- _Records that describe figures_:
* * * * * * * * *

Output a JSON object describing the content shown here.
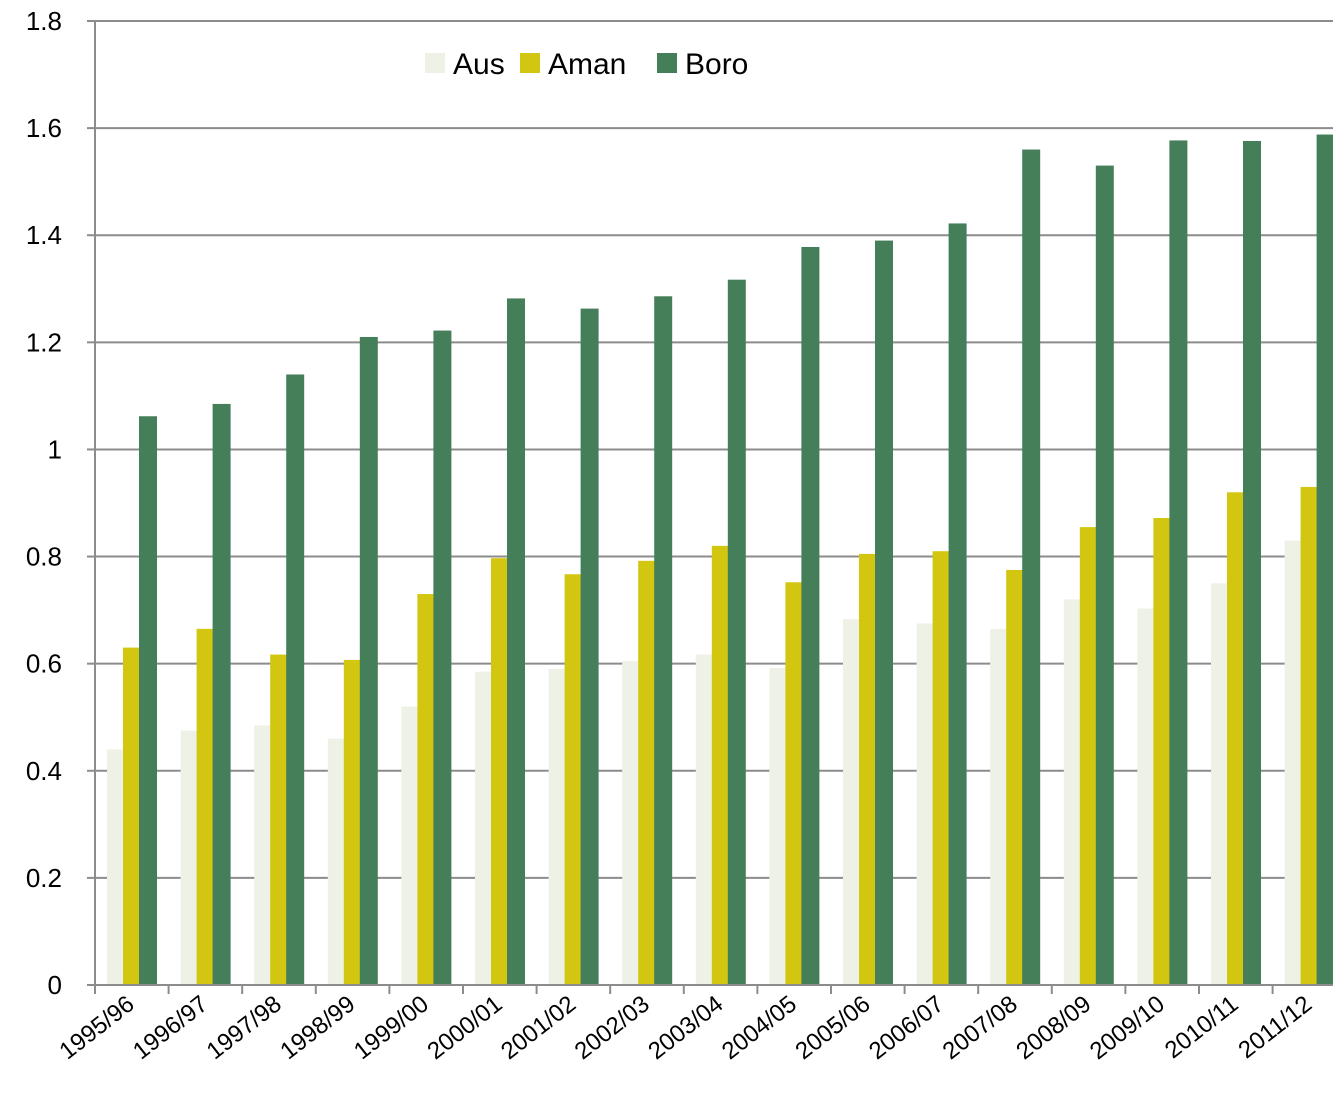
{
  "chart_data": {
    "type": "bar",
    "title": "",
    "xlabel": "",
    "ylabel": "",
    "ylim": [
      0,
      1.8
    ],
    "yticks": [
      "0",
      "0.2",
      "0.4",
      "0.6",
      "0.8",
      "1",
      "1.2",
      "1.4",
      "1.6",
      "1.8"
    ],
    "grid": true,
    "legend_position": "top-center",
    "categories": [
      "1995/96",
      "1996/97",
      "1997/98",
      "1998/99",
      "1999/00",
      "2000/01",
      "2001/02",
      "2002/03",
      "2003/04",
      "2004/05",
      "2005/06",
      "2006/07",
      "2007/08",
      "2008/09",
      "2009/10",
      "2010/11",
      "2011/12"
    ],
    "series": [
      {
        "name": "Aus",
        "color": "#eef2e6",
        "values": [
          0.44,
          0.475,
          0.485,
          0.46,
          0.52,
          0.585,
          0.59,
          0.605,
          0.617,
          0.592,
          0.683,
          0.675,
          0.665,
          0.72,
          0.703,
          0.75,
          0.83
        ]
      },
      {
        "name": "Aman",
        "color": "#d2c611",
        "values": [
          0.63,
          0.665,
          0.617,
          0.607,
          0.73,
          0.797,
          0.767,
          0.792,
          0.82,
          0.752,
          0.805,
          0.81,
          0.775,
          0.855,
          0.872,
          0.92,
          0.93
        ]
      },
      {
        "name": "Boro",
        "color": "#457f5a",
        "values": [
          1.062,
          1.085,
          1.14,
          1.21,
          1.222,
          1.282,
          1.263,
          1.286,
          1.317,
          1.378,
          1.39,
          1.422,
          1.56,
          1.53,
          1.577,
          1.576,
          1.588
        ]
      }
    ]
  }
}
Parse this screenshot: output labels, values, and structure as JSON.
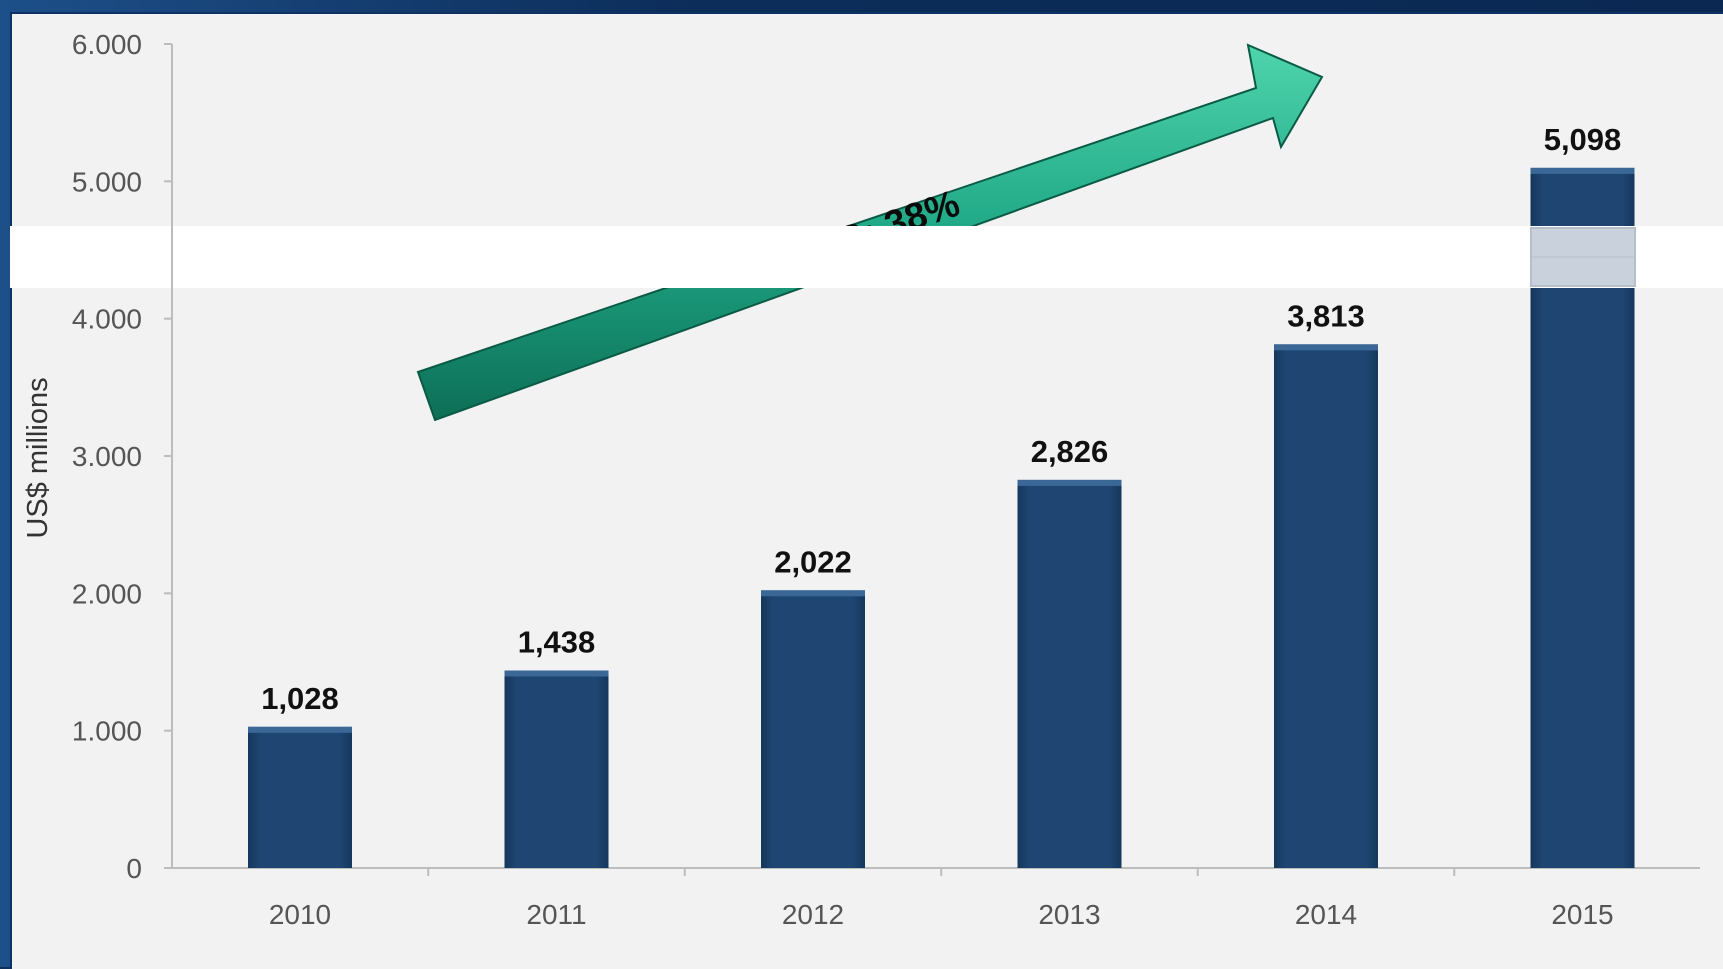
{
  "chart_data": {
    "type": "bar",
    "categories": [
      "2010",
      "2011",
      "2012",
      "2013",
      "2014",
      "2015"
    ],
    "values": [
      1028,
      1438,
      2022,
      2826,
      3813,
      5098
    ],
    "value_labels": [
      "1,028",
      "1,438",
      "2,022",
      "2,826",
      "3,813",
      "5,098"
    ],
    "ylabel": "US$ millions",
    "ylim": [
      0,
      6000
    ],
    "yticks": [
      0,
      1000,
      2000,
      3000,
      4000,
      5000,
      6000
    ],
    "ytick_labels": [
      "0",
      "1.000",
      "2.000",
      "3.000",
      "4.000",
      "5.000",
      "6.000"
    ],
    "annotation": "CAGR: 38%",
    "bar_color": "#1f4672",
    "arrow_color": "#1fa886",
    "grid": false
  }
}
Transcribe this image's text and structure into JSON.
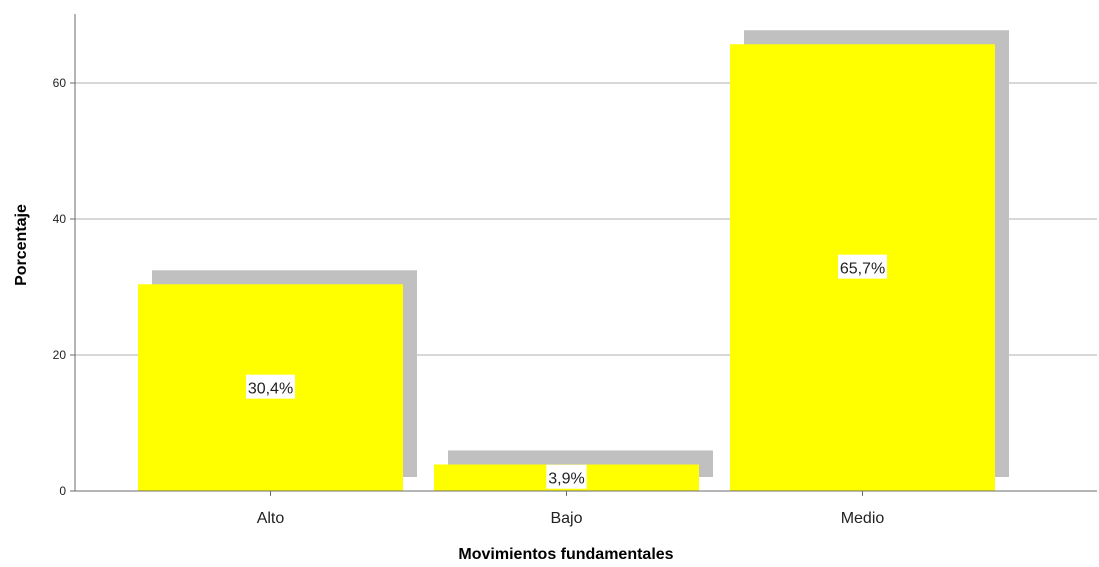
{
  "chart_data": {
    "type": "bar",
    "categories": [
      "Alto",
      "Bajo",
      "Medio"
    ],
    "values": [
      30.4,
      3.9,
      65.7
    ],
    "data_labels": [
      "30,4%",
      "3,9%",
      "65,7%"
    ],
    "xlabel": "Movimientos fundamentales",
    "ylabel": "Porcentaje",
    "ylim": [
      0,
      70
    ],
    "yticks": [
      0,
      20,
      40,
      60
    ],
    "ytick_labels": [
      "0",
      "20",
      "40",
      "60"
    ],
    "grid": true,
    "legend": "none",
    "colors": {
      "bar": "#ffff00",
      "shadow": "#c0c0c0",
      "grid": "#b0b0b0",
      "axis": "#6b6b6b"
    }
  }
}
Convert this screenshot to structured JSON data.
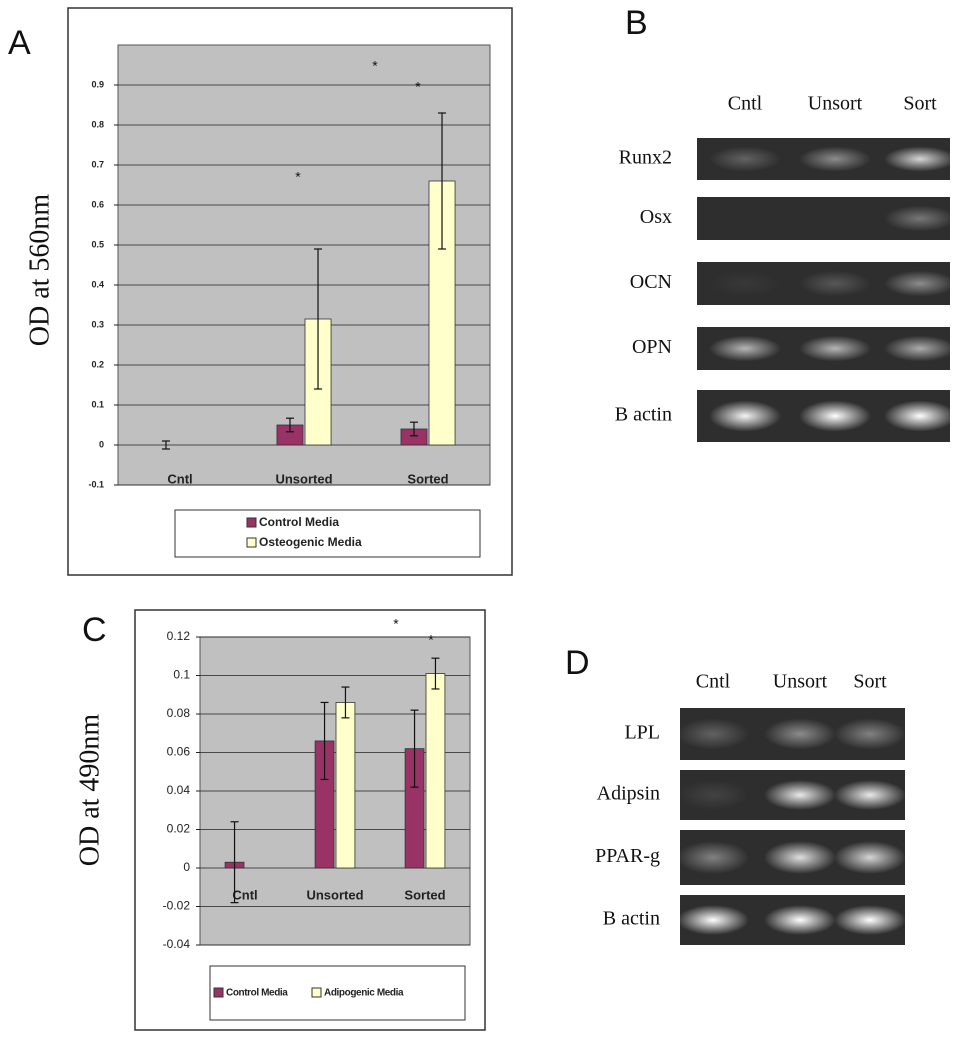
{
  "chart_data": [
    {
      "type": "bar",
      "ylabel": "OD at 560nm",
      "categories": [
        "Cntl",
        "Unsorted",
        "Sorted"
      ],
      "series": [
        {
          "name": "Control Media",
          "color": "#993366",
          "values": [
            0.0,
            0.05,
            0.04
          ],
          "errors": [
            0.01,
            0.017,
            0.017
          ]
        },
        {
          "name": "Osteogenic Media",
          "color": "#ffffcc",
          "values": [
            null,
            0.315,
            0.66
          ],
          "errors": [
            null,
            0.175,
            0.17
          ]
        }
      ],
      "ylim": [
        -0.1,
        1.0
      ],
      "yticks": [
        -0.1,
        0,
        0.1,
        0.2,
        0.3,
        0.4,
        0.5,
        0.6,
        0.7,
        0.8,
        0.9
      ],
      "grid": true,
      "annotations": [
        "*",
        "*",
        "*"
      ]
    },
    {
      "type": "bar",
      "ylabel": "OD at 490nm",
      "categories": [
        "Cntl",
        "Unsorted",
        "Sorted"
      ],
      "series": [
        {
          "name": "Control Media",
          "color": "#993366",
          "values": [
            0.003,
            0.066,
            0.062
          ],
          "errors": [
            0.021,
            0.02,
            0.02
          ]
        },
        {
          "name": "Adipogenic Media",
          "color": "#ffffcc",
          "values": [
            null,
            0.086,
            0.101
          ],
          "errors": [
            null,
            0.008,
            0.008
          ]
        }
      ],
      "ylim": [
        -0.04,
        0.12
      ],
      "yticks": [
        -0.04,
        -0.02,
        0,
        0.02,
        0.04,
        0.06,
        0.08,
        0.1,
        0.12
      ],
      "grid": true,
      "annotations": [
        "*",
        "*"
      ]
    }
  ],
  "panel_labels": [
    "A",
    "B",
    "C",
    "D"
  ],
  "gels": [
    {
      "columns": [
        "Cntl",
        "Unsort",
        "Sort"
      ],
      "rows": [
        "Runx2",
        "Osx",
        "OCN",
        "OPN",
        "B actin"
      ]
    },
    {
      "columns": [
        "Cntl",
        "Unsort",
        "Sort"
      ],
      "rows": [
        "LPL",
        "Adipsin",
        "PPAR-g",
        "B actin"
      ]
    }
  ]
}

* * * * * * * * *

- _TASK DIRECTIONS_: Leave the images out, please, and restate each line word for word.

- _WRITTEN SOLUTION_:
Output a JSON object describing the content shown here.
{
  "chart_data": {
    "type": "bar",
    "title": "",
    "xlabel": "",
    "ylabel": "",
    "ylim": [
      0,
      1.8
    ],
    "yticks": [
      "0",
      "0.2",
      "0.4",
      "0.6",
      "0.8",
      "1",
      "1.2",
      "1.4",
      "1.6",
      "1.8"
    ],
    "grid": true,
    "legend_position": "top-center",
    "categories": [
      "1995/96",
      "1996/97",
      "1997/98",
      "1998/99",
      "1999/00",
      "2000/01",
      "2001/02",
      "2002/03",
      "2003/04",
      "2004/05",
      "2005/06",
      "2006/07",
      "2007/08",
      "2008/09",
      "2009/10",
      "2010/11",
      "2011/12"
    ],
    "series": [
      {
        "name": "Aus",
        "color": "#eef2e6",
        "values": [
          0.44,
          0.475,
          0.485,
          0.46,
          0.52,
          0.585,
          0.59,
          0.605,
          0.617,
          0.592,
          0.683,
          0.675,
          0.665,
          0.72,
          0.703,
          0.75,
          0.83
        ]
      },
      {
        "name": "Aman",
        "color": "#d2c611",
        "values": [
          0.63,
          0.665,
          0.617,
          0.607,
          0.73,
          0.797,
          0.767,
          0.792,
          0.82,
          0.752,
          0.805,
          0.81,
          0.775,
          0.855,
          0.872,
          0.92,
          0.93
        ]
      },
      {
        "name": "Boro",
        "color": "#457f5a",
        "values": [
          1.062,
          1.085,
          1.14,
          1.21,
          1.222,
          1.282,
          1.263,
          1.286,
          1.317,
          1.378,
          1.39,
          1.422,
          1.56,
          1.53,
          1.577,
          1.576,
          1.588
        ]
      }
    ]
  }
}
Parse this screenshot: output labels, values, and structure as JSON.
{
  "chart_data": {
    "type": "bar",
    "categories": [
      "2010",
      "2011",
      "2012",
      "2013",
      "2014",
      "2015"
    ],
    "values": [
      1028,
      1438,
      2022,
      2826,
      3813,
      5098
    ],
    "value_labels": [
      "1,028",
      "1,438",
      "2,022",
      "2,826",
      "3,813",
      "5,098"
    ],
    "ylabel": "US$ millions",
    "ylim": [
      0,
      6000
    ],
    "yticks": [
      0,
      1000,
      2000,
      3000,
      4000,
      5000,
      6000
    ],
    "ytick_labels": [
      "0",
      "1.000",
      "2.000",
      "3.000",
      "4.000",
      "5.000",
      "6.000"
    ],
    "annotation": "CAGR: 38%",
    "bar_color": "#1f4672",
    "arrow_color": "#1fa886",
    "grid": false
  }
}
Transcribe this image's text and structure into JSON.
{
  "chart_data": {
    "type": "bar",
    "categories": [
      "Alto",
      "Bajo",
      "Medio"
    ],
    "values": [
      30.4,
      3.9,
      65.7
    ],
    "data_labels": [
      "30,4%",
      "3,9%",
      "65,7%"
    ],
    "xlabel": "Movimientos fundamentales",
    "ylabel": "Porcentaje",
    "ylim": [
      0,
      70
    ],
    "yticks": [
      0,
      20,
      40,
      60
    ],
    "ytick_labels": [
      "0",
      "20",
      "40",
      "60"
    ],
    "grid": true,
    "legend": "none",
    "colors": {
      "bar": "#ffff00",
      "shadow": "#c0c0c0",
      "grid": "#b0b0b0",
      "axis": "#6b6b6b"
    }
  }
}
Convert this screenshot to structured JSON data.
{
  "chart_data": [
    {
      "type": "bar",
      "ylabel": "OD at 560nm",
      "categories": [
        "Cntl",
        "Unsorted",
        "Sorted"
      ],
      "series": [
        {
          "name": "Control Media",
          "color": "#993366",
          "values": [
            0.0,
            0.05,
            0.04
          ],
          "errors": [
            0.01,
            0.017,
            0.017
          ]
        },
        {
          "name": "Osteogenic Media",
          "color": "#ffffcc",
          "values": [
            null,
            0.315,
            0.66
          ],
          "errors": [
            null,
            0.175,
            0.17
          ]
        }
      ],
      "ylim": [
        -0.1,
        1.0
      ],
      "yticks": [
        -0.1,
        0,
        0.1,
        0.2,
        0.3,
        0.4,
        0.5,
        0.6,
        0.7,
        0.8,
        0.9
      ],
      "grid": true,
      "annotations": [
        "*",
        "*",
        "*"
      ]
    },
    {
      "type": "bar",
      "ylabel": "OD at 490nm",
      "categories": [
        "Cntl",
        "Unsorted",
        "Sorted"
      ],
      "series": [
        {
          "name": "Control Media",
          "color": "#993366",
          "values": [
            0.003,
            0.066,
            0.062
          ],
          "errors": [
            0.021,
            0.02,
            0.02
          ]
        },
        {
          "name": "Adipogenic Media",
          "color": "#ffffcc",
          "values": [
            null,
            0.086,
            0.101
          ],
          "errors": [
            null,
            0.008,
            0.008
          ]
        }
      ],
      "ylim": [
        -0.04,
        0.12
      ],
      "yticks": [
        -0.04,
        -0.02,
        0,
        0.02,
        0.04,
        0.06,
        0.08,
        0.1,
        0.12
      ],
      "grid": true,
      "annotations": [
        "*",
        "*"
      ]
    }
  ],
  "panel_labels": [
    "A",
    "B",
    "C",
    "D"
  ],
  "gels": [
    {
      "columns": [
        "Cntl",
        "Unsort",
        "Sort"
      ],
      "rows": [
        "Runx2",
        "Osx",
        "OCN",
        "OPN",
        "B actin"
      ]
    },
    {
      "columns": [
        "Cntl",
        "Unsort",
        "Sort"
      ],
      "rows": [
        "LPL",
        "Adipsin",
        "PPAR-g",
        "B actin"
      ]
    }
  ]
}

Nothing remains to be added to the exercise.